> _Objetivo a_:
Responda, com base no texto de leitura, às perguntas abaixo:
(i) Em que cidade morreram centenas de periquitos?
(ii) Desde que ano a maior parte da população do planeta reside em cidades?
(iii) Qual país é apontado como o mais populoso do mundo?

> _Texto de leitura_:
● ● ● ●

Subjugar a natureza só demonstra a nossa total independência das leis naturais
Nesse início de ano temos muitas e boas razões para comemorar o grande legado deixado por 2014. Seja ele de alcance global como a nova protelação do acordo climático mundial, aliás, o que é realmente desnecessário, diga-se de passagem, bem como alguns episódios locais que nos enchem de orgulho, tais como, a morte das centenas de irritantes e indesejáveis periquitos em Manaus, no coração da Amazônia Brasileira e o uso com enorme sucesso do “volume morto” em terras paulistas.
Esses fatos tem se multiplicado em profusão, graças a um novo fenômeno, um pouco mais recente na história da humanidade. Como é de conhecimento público, desde 2008 a maior parte da população em nosso planeta reside em cidades. Desde então, essa porcentagem só tem aumentado e mesmo a China, o país mais populoso do mundo, também passou a ser mais urbano que rural.

● ● ● ●

> _Dados fornecidos_:
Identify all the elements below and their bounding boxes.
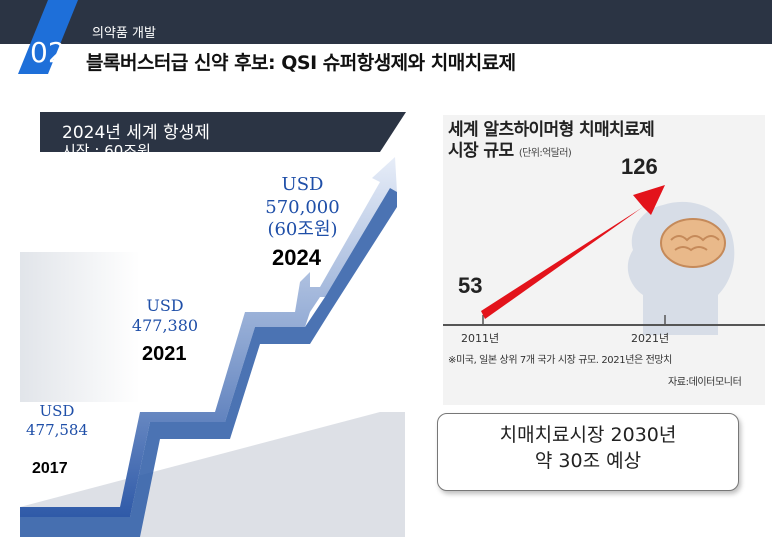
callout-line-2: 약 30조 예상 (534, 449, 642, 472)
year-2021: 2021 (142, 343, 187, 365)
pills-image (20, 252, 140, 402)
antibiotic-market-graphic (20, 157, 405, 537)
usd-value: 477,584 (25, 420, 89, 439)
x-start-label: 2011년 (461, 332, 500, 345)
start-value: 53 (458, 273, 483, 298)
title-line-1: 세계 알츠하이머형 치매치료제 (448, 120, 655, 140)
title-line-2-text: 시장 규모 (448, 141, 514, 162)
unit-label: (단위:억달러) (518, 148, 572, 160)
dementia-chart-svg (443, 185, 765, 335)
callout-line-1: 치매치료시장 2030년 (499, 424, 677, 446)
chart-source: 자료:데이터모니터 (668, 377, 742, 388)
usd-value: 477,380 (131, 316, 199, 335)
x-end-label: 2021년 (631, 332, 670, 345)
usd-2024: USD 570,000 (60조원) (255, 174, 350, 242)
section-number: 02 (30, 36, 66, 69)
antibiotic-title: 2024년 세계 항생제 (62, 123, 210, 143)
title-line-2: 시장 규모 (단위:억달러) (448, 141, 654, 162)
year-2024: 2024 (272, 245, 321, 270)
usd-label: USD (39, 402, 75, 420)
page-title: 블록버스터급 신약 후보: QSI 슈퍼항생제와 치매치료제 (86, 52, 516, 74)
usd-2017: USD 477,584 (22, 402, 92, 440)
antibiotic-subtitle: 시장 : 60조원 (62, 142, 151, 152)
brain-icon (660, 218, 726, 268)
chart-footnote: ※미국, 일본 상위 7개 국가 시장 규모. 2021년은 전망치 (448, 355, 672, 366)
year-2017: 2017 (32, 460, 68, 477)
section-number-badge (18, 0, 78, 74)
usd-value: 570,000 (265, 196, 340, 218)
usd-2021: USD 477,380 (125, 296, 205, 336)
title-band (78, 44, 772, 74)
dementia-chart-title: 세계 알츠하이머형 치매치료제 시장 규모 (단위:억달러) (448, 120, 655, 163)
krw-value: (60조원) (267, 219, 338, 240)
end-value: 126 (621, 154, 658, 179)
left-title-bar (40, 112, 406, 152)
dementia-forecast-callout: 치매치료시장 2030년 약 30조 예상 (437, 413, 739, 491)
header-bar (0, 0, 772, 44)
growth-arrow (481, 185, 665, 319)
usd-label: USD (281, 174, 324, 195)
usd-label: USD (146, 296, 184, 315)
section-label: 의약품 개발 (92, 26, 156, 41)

● ● ● ●

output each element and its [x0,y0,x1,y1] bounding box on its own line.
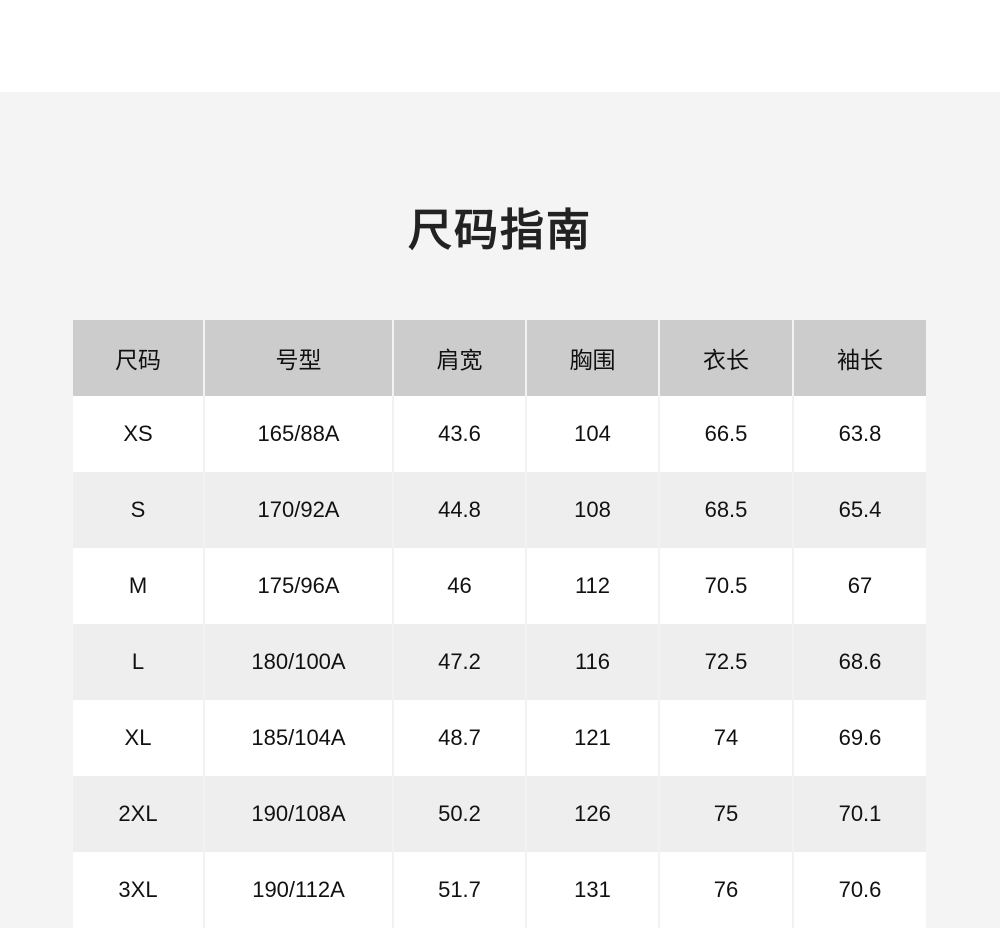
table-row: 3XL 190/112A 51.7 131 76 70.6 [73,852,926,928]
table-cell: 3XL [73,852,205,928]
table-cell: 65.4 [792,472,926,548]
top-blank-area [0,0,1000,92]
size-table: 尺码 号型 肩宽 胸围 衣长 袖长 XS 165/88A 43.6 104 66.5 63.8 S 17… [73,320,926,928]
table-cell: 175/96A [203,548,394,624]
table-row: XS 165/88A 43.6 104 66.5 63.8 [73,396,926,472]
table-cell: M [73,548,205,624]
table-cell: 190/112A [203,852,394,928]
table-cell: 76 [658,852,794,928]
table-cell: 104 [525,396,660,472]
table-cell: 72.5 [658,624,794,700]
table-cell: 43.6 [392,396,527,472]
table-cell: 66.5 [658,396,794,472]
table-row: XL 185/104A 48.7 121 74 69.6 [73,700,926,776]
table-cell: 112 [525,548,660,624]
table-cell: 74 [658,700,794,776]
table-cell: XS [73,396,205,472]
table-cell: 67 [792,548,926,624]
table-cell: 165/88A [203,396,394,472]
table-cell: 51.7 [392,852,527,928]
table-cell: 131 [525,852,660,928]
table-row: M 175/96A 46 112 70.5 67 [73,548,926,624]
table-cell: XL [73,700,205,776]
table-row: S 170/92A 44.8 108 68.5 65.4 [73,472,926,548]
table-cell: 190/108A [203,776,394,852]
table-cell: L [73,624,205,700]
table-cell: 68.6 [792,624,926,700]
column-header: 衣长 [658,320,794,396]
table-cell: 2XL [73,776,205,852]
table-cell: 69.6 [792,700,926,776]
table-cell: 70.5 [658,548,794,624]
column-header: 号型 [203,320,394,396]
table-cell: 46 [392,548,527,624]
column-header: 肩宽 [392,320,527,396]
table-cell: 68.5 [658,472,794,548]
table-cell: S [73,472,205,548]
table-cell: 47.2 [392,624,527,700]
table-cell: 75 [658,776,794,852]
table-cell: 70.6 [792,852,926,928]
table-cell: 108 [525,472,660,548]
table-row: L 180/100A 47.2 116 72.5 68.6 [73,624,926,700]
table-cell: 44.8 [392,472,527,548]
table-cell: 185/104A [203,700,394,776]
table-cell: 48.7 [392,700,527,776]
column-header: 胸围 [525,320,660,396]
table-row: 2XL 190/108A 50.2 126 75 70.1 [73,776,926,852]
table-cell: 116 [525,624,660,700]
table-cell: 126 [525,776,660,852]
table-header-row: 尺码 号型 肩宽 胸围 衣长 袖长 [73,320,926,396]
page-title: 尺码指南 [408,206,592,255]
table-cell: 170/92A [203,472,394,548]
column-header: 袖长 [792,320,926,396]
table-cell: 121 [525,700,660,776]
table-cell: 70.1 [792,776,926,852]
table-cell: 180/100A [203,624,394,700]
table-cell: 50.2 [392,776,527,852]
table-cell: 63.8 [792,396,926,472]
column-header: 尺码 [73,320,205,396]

● ● ● ●

> _Objetivo b_:
Formate como lista numerada somente o trecho dos registros que começa na linha que contém "callout-line-2: 약 30조 예상 (534, 449, 642, 472)" e termina na linha que contém "usd-2024: USD 570,000", ambas incluídas, omitindo as linhas em branco.

> _Resultado do exercício a_:
(i) Manaus, no coração da Amazônia Brasileira.
(ii) Desde 2008.
(iii) A China.

> _Resultado do exercício b_:
1. callout-line-2: 약 30조 예상 (534, 449, 642, 472)
2. year-2021: 2021 (142, 343, 187, 365)
3. pills-image (20, 252, 140, 402)
4. antibiotic-market-graphic (20, 157, 405, 537)
5. usd-value: 477,584 (25, 420, 89, 439)
6. x-start-label: 2011년 (461, 332, 500, 345)
7. start-value: 53 (458, 273, 483, 298)
8. title-line-1: 세계 알츠하이머형 치매치료제 (448, 120, 655, 140)
9. title-line-2-text: 시장 규모 (448, 141, 514, 162)
10. unit-label: (단위:억달러) (518, 148, 572, 160)
11. dementia-chart-svg (443, 185, 765, 335)
12. callout-line-1: 치매치료시장 2030년 (499, 424, 677, 446)
13. chart-source: 자료:데이터모니터 (668, 377, 742, 388)
14. usd-value: 477,380 (131, 316, 199, 335)
15. x-end-label: 2021년 (631, 332, 670, 345)
16. usd-2024: USD 570,000 (60조원) (255, 174, 350, 242)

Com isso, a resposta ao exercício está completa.